═════ SUPPLIED ENTRIES
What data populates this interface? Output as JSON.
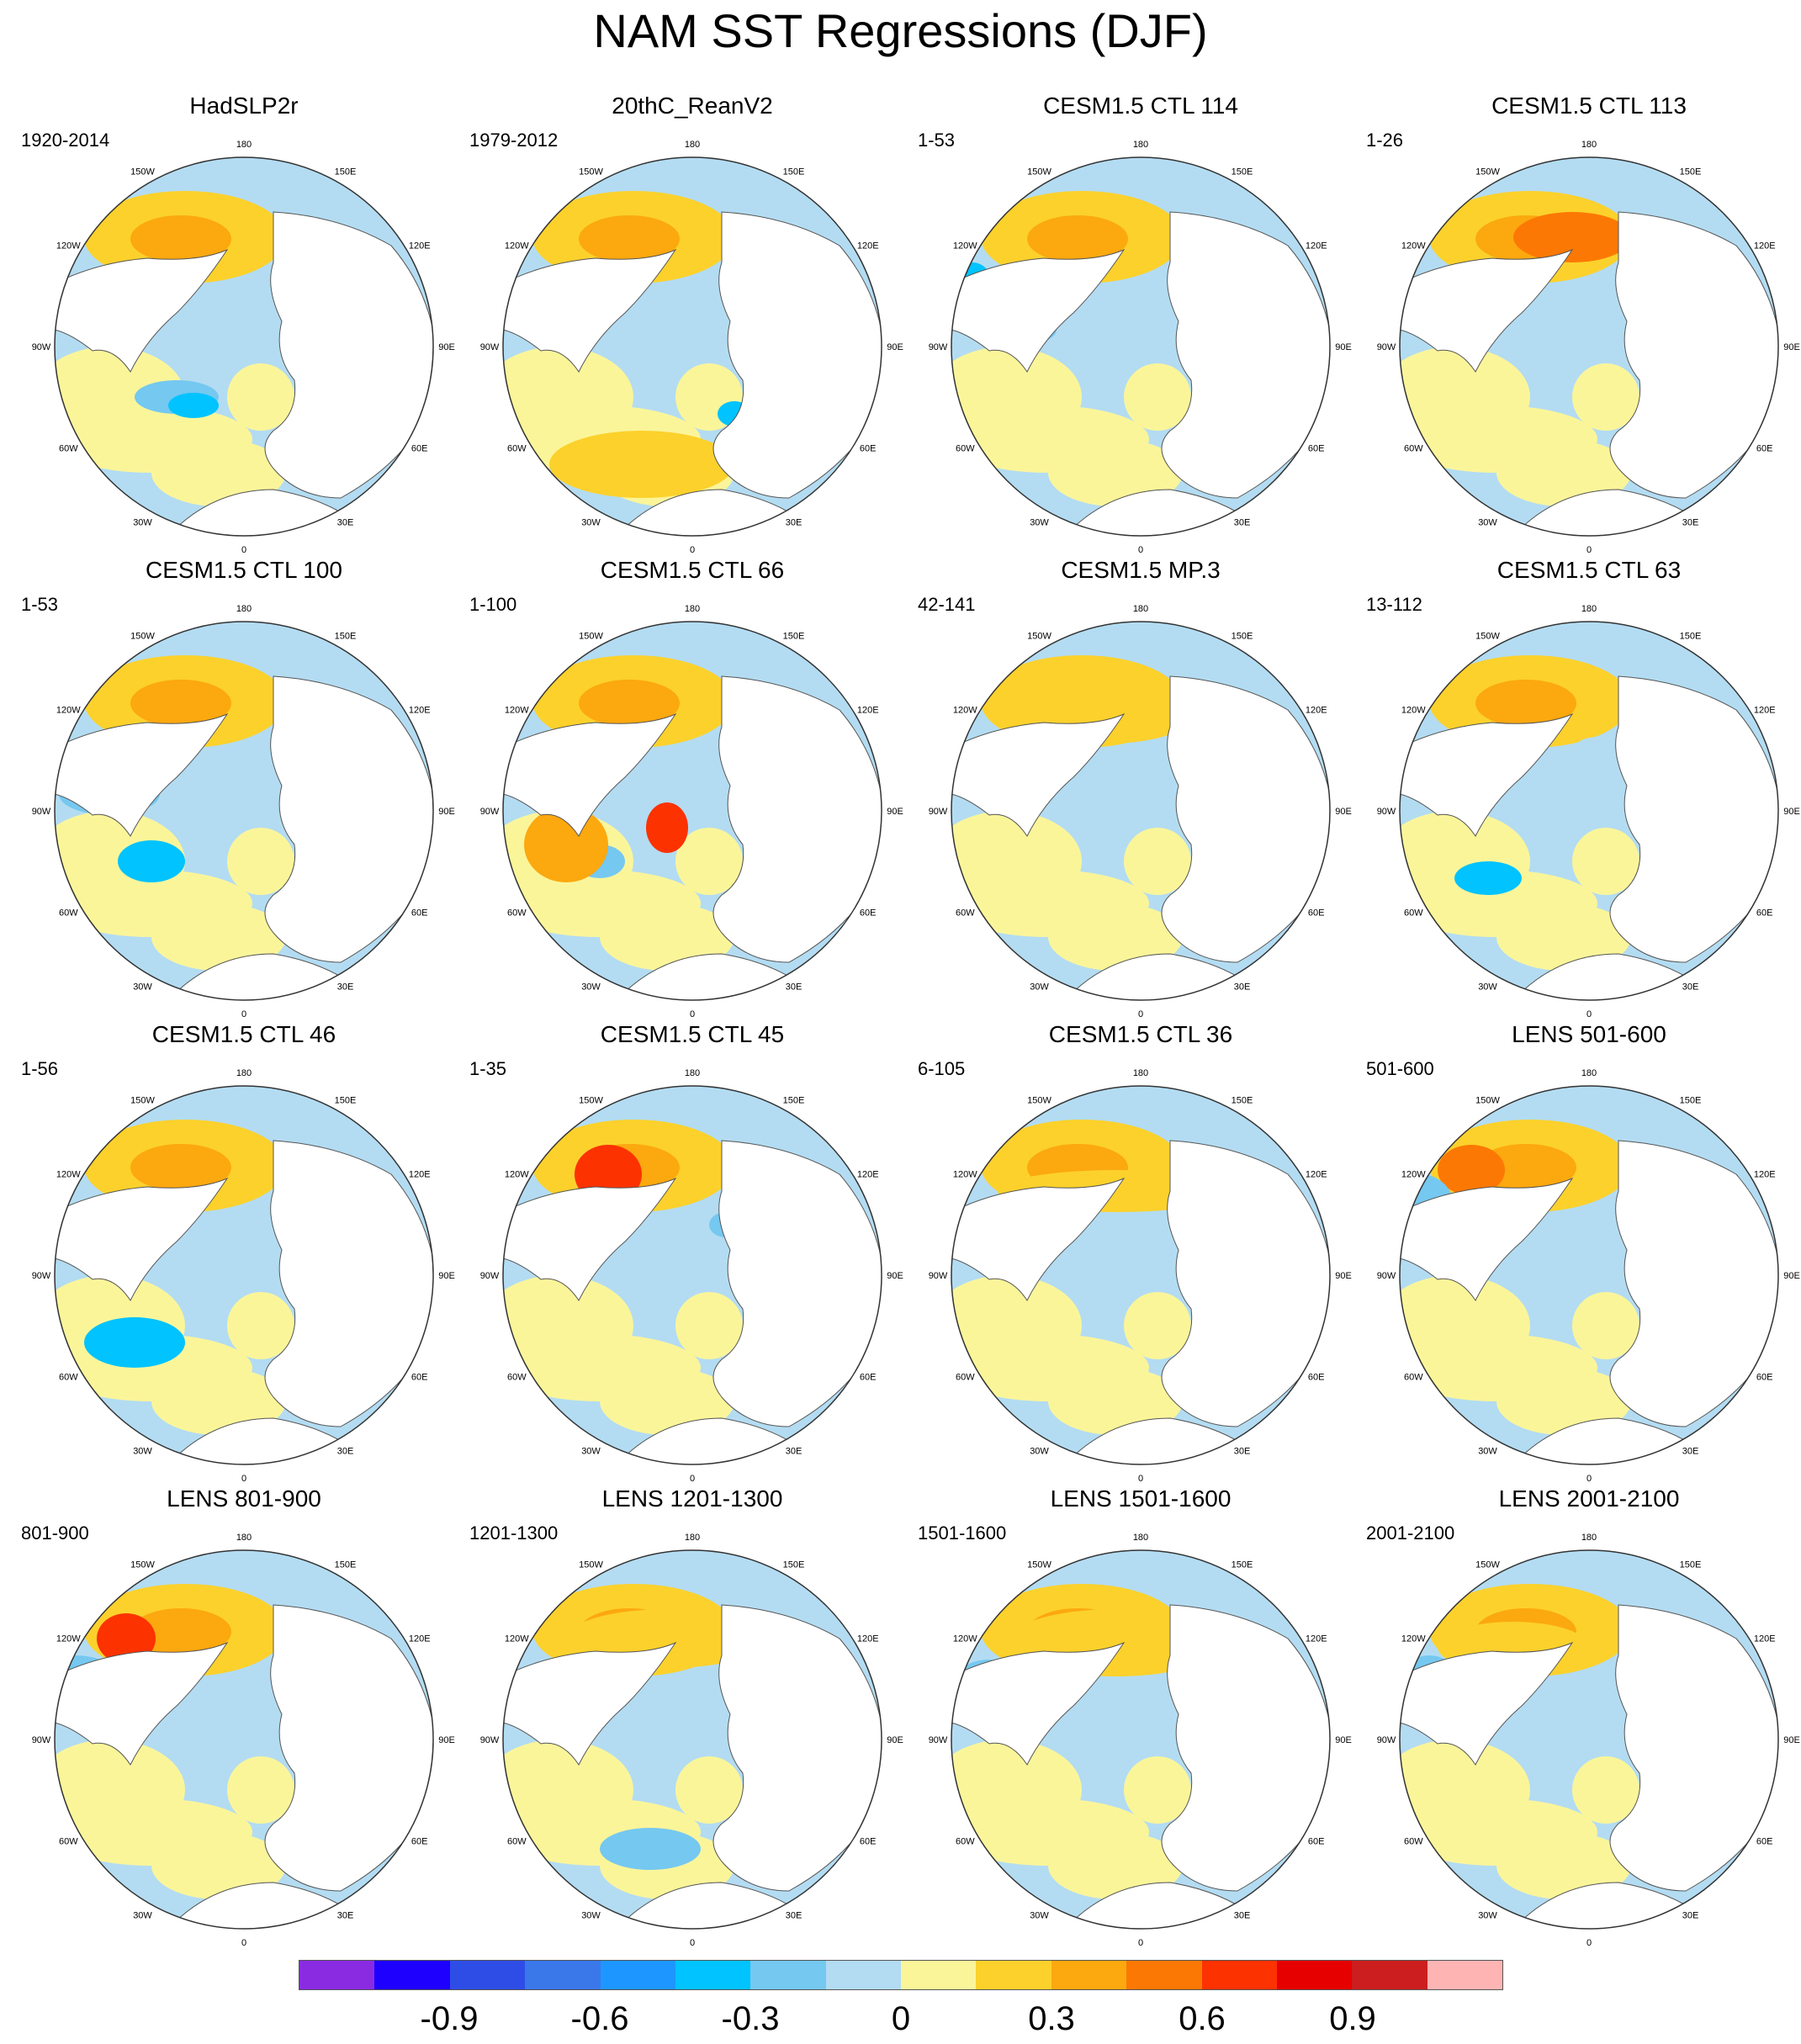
{
  "title": "NAM SST Regressions (DJF)",
  "longitude_labels": [
    "180",
    "150E",
    "120E",
    "90E",
    "60E",
    "30E",
    "0",
    "30W",
    "60W",
    "90W",
    "120W",
    "150W"
  ],
  "panels": [
    {
      "name": "HadSLP2r",
      "period": "1920-2014"
    },
    {
      "name": "20thC_ReanV2",
      "period": "1979-2012"
    },
    {
      "name": "CESM1.5 CTL 114",
      "period": "1-53"
    },
    {
      "name": "CESM1.5 CTL 113",
      "period": "1-26"
    },
    {
      "name": "CESM1.5 CTL 100",
      "period": "1-53"
    },
    {
      "name": "CESM1.5 CTL 66",
      "period": "1-100"
    },
    {
      "name": "CESM1.5 MP.3",
      "period": "42-141"
    },
    {
      "name": "CESM1.5 CTL 63",
      "period": "13-112"
    },
    {
      "name": "CESM1.5 CTL 46",
      "period": "1-56"
    },
    {
      "name": "CESM1.5 CTL 45",
      "period": "1-35"
    },
    {
      "name": "CESM1.5 CTL 36",
      "period": "6-105"
    },
    {
      "name": "LENS 501-600",
      "period": "501-600"
    },
    {
      "name": "LENS 801-900",
      "period": "801-900"
    },
    {
      "name": "LENS 1201-1300",
      "period": "1201-1300"
    },
    {
      "name": "LENS 1501-1600",
      "period": "1501-1600"
    },
    {
      "name": "LENS 2001-2100",
      "period": "2001-2100"
    }
  ],
  "colorbar": {
    "colors": [
      "#8a2be2",
      "#1e00ff",
      "#2e4de6",
      "#3a78ea",
      "#1e96ff",
      "#00c3ff",
      "#75c8f0",
      "#b3dcf2",
      "#fbf59a",
      "#fcd12c",
      "#fca80f",
      "#fc7804",
      "#fc3200",
      "#e60000",
      "#cc1e1e",
      "#ffb4b4"
    ],
    "tick_labels": [
      "-0.9",
      "-0.6",
      "-0.3",
      "0",
      "0.3",
      "0.6",
      "0.9"
    ]
  }
}
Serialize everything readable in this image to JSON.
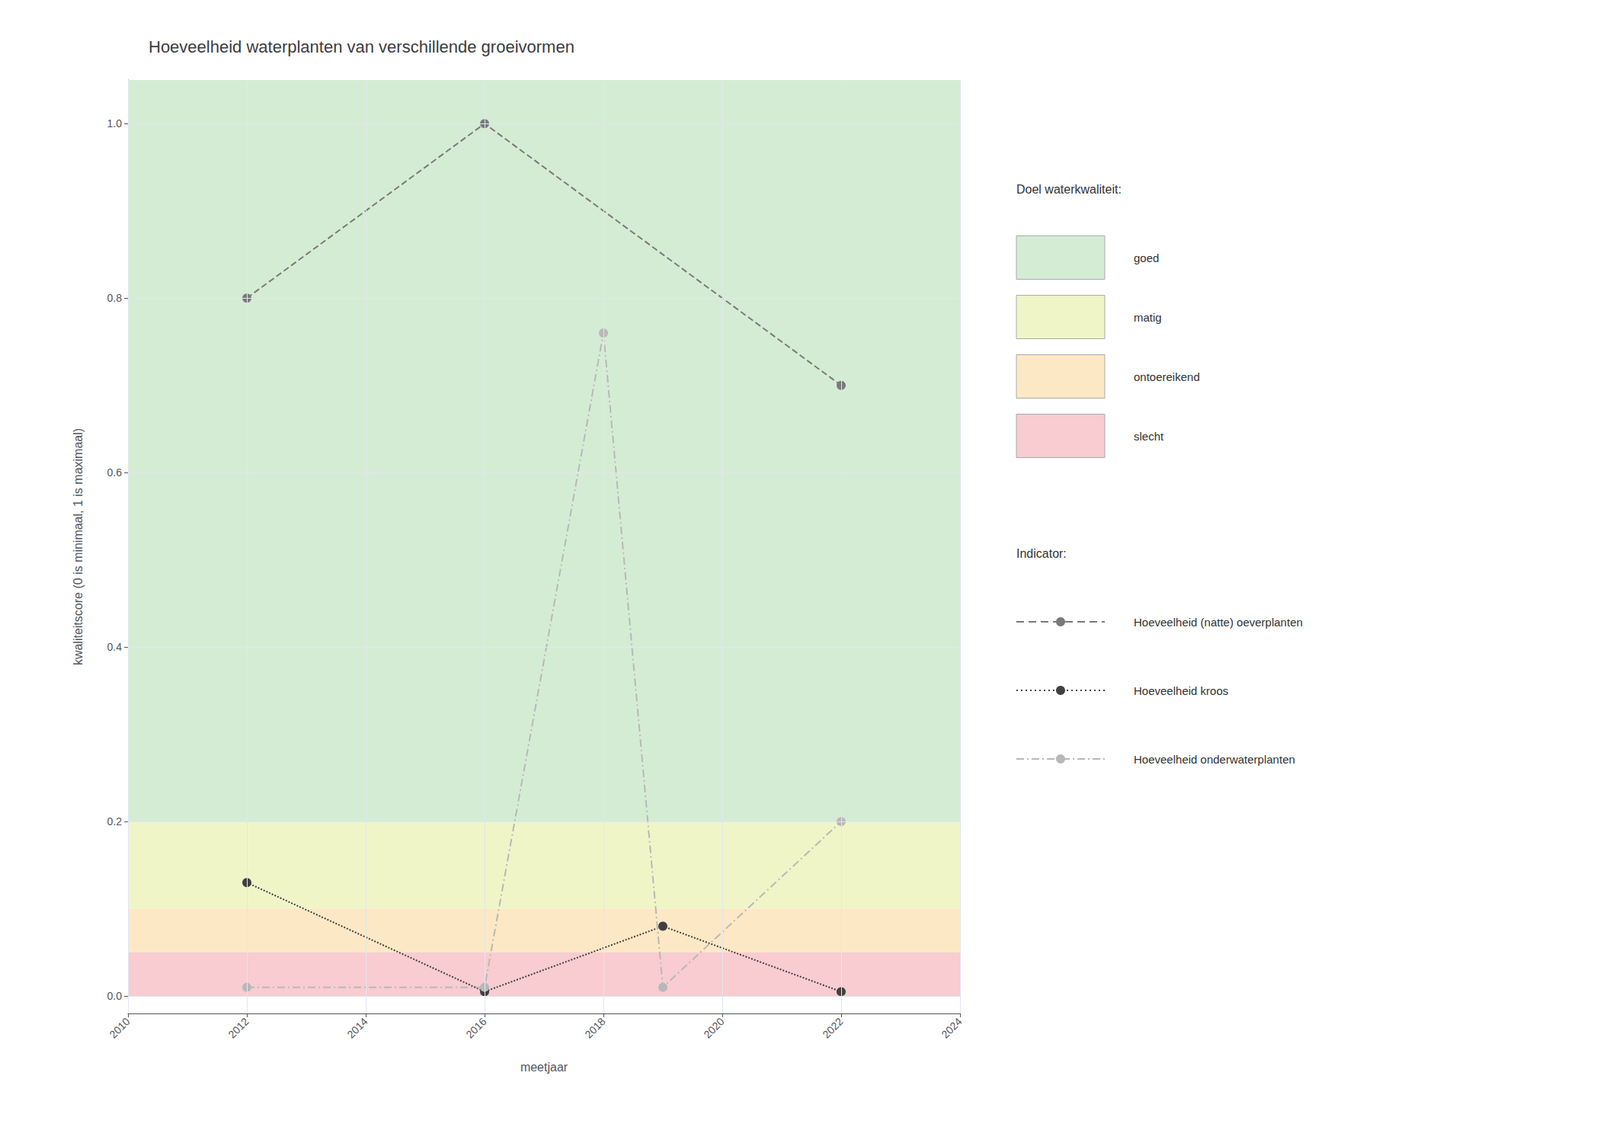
{
  "chart_data": {
    "type": "line",
    "title": "Hoeveelheid waterplanten van verschillende groeivormen",
    "x_label": "meetjaar",
    "y_label": "kwaliteitscore (0 is minimaal, 1 is maximaal)",
    "xlim": [
      2010,
      2024
    ],
    "ylim": [
      -0.02,
      1.05
    ],
    "xticks": [
      2010,
      2012,
      2014,
      2016,
      2018,
      2020,
      2022,
      2024
    ],
    "yticks": [
      {
        "value": 0.0,
        "label": "0.0"
      },
      0.2,
      0.4,
      0.6,
      0.8,
      {
        "value": 1.0,
        "label": "1.0"
      }
    ],
    "grid": true,
    "legend": "right",
    "bands_title": "Doel waterkwaliteit:",
    "bands": [
      {
        "label": "goed",
        "color": "#d5ecd4",
        "ymin": 0.2,
        "ymax": 1.05
      },
      {
        "label": "matig",
        "color": "#f0f5c8",
        "ymin": 0.1,
        "ymax": 0.2
      },
      {
        "label": "ontoereikend",
        "color": "#fce8c4",
        "ymin": 0.05,
        "ymax": 0.1
      },
      {
        "label": "slecht",
        "color": "#f8ccd0",
        "ymin": 0.0,
        "ymax": 0.05
      }
    ],
    "series_title": "Indicator:",
    "series": [
      {
        "name": "Hoeveelheid (natte) oeverplanten",
        "color": "#7a7a7a",
        "line_style": "dashed",
        "marker": "circle",
        "x": [
          2012,
          2016,
          2022
        ],
        "values": [
          0.8,
          1.0,
          0.7
        ]
      },
      {
        "name": "Hoeveelheid kroos",
        "color": "#404040",
        "line_style": "dotted",
        "marker": "circle",
        "x": [
          2012,
          2016,
          2019,
          2022
        ],
        "values": [
          0.13,
          0.005,
          0.08,
          0.005
        ]
      },
      {
        "name": "Hoeveelheid onderwaterplanten",
        "color": "#b8b8b8",
        "line_style": "dashdot",
        "marker": "circle",
        "x": [
          2012,
          2016,
          2018,
          2019,
          2022
        ],
        "values": [
          0.01,
          0.01,
          0.76,
          0.01,
          0.2
        ]
      }
    ]
  }
}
══════════
Print every entry exactly as written, without the pictures.

**COMPLETE RESPONSE:**
What data populates this interface? Output as JSON.
{
  "title": "NAM SST Regressions (DJF)",
  "longitude_labels": [
    "180",
    "150E",
    "120E",
    "90E",
    "60E",
    "30E",
    "0",
    "30W",
    "60W",
    "90W",
    "120W",
    "150W"
  ],
  "panels": [
    {
      "name": "HadSLP2r",
      "period": "1920-2014"
    },
    {
      "name": "20thC_ReanV2",
      "period": "1979-2012"
    },
    {
      "name": "CESM1.5 CTL 114",
      "period": "1-53"
    },
    {
      "name": "CESM1.5 CTL 113",
      "period": "1-26"
    },
    {
      "name": "CESM1.5 CTL 100",
      "period": "1-53"
    },
    {
      "name": "CESM1.5 CTL 66",
      "period": "1-100"
    },
    {
      "name": "CESM1.5 MP.3",
      "period": "42-141"
    },
    {
      "name": "CESM1.5 CTL 63",
      "period": "13-112"
    },
    {
      "name": "CESM1.5 CTL 46",
      "period": "1-56"
    },
    {
      "name": "CESM1.5 CTL 45",
      "period": "1-35"
    },
    {
      "name": "CESM1.5 CTL 36",
      "period": "6-105"
    },
    {
      "name": "LENS 501-600",
      "period": "501-600"
    },
    {
      "name": "LENS 801-900",
      "period": "801-900"
    },
    {
      "name": "LENS 1201-1300",
      "period": "1201-1300"
    },
    {
      "name": "LENS 1501-1600",
      "period": "1501-1600"
    },
    {
      "name": "LENS 2001-2100",
      "period": "2001-2100"
    }
  ],
  "colorbar": {
    "colors": [
      "#8a2be2",
      "#1e00ff",
      "#2e4de6",
      "#3a78ea",
      "#1e96ff",
      "#00c3ff",
      "#75c8f0",
      "#b3dcf2",
      "#fbf59a",
      "#fcd12c",
      "#fca80f",
      "#fc7804",
      "#fc3200",
      "#e60000",
      "#cc1e1e",
      "#ffb4b4"
    ],
    "tick_labels": [
      "-0.9",
      "-0.6",
      "-0.3",
      "0",
      "0.3",
      "0.6",
      "0.9"
    ]
  }
}
Serialize everything readable in this image to JSON.
{
  "chart_data": {
    "type": "line",
    "title": "Hoeveelheid waterplanten van verschillende groeivormen",
    "x_label": "meetjaar",
    "y_label": "kwaliteitscore (0 is minimaal, 1 is maximaal)",
    "xlim": [
      2010,
      2024
    ],
    "ylim": [
      -0.02,
      1.05
    ],
    "xticks": [
      2010,
      2012,
      2014,
      2016,
      2018,
      2020,
      2022,
      2024
    ],
    "yticks": [
      {
        "value": 0.0,
        "label": "0.0"
      },
      0.2,
      0.4,
      0.6,
      0.8,
      {
        "value": 1.0,
        "label": "1.0"
      }
    ],
    "grid": true,
    "legend": "right",
    "bands_title": "Doel waterkwaliteit:",
    "bands": [
      {
        "label": "goed",
        "color": "#d5ecd4",
        "ymin": 0.2,
        "ymax": 1.05
      },
      {
        "label": "matig",
        "color": "#f0f5c8",
        "ymin": 0.1,
        "ymax": 0.2
      },
      {
        "label": "ontoereikend",
        "color": "#fce8c4",
        "ymin": 0.05,
        "ymax": 0.1
      },
      {
        "label": "slecht",
        "color": "#f8ccd0",
        "ymin": 0.0,
        "ymax": 0.05
      }
    ],
    "series_title": "Indicator:",
    "series": [
      {
        "name": "Hoeveelheid (natte) oeverplanten",
        "color": "#7a7a7a",
        "line_style": "dashed",
        "marker": "circle",
        "x": [
          2012,
          2016,
          2022
        ],
        "values": [
          0.8,
          1.0,
          0.7
        ]
      },
      {
        "name": "Hoeveelheid kroos",
        "color": "#404040",
        "line_style": "dotted",
        "marker": "circle",
        "x": [
          2012,
          2016,
          2019,
          2022
        ],
        "values": [
          0.13,
          0.005,
          0.08,
          0.005
        ]
      },
      {
        "name": "Hoeveelheid onderwaterplanten",
        "color": "#b8b8b8",
        "line_style": "dashdot",
        "marker": "circle",
        "x": [
          2012,
          2016,
          2018,
          2019,
          2022
        ],
        "values": [
          0.01,
          0.01,
          0.76,
          0.01,
          0.2
        ]
      }
    ]
  }
}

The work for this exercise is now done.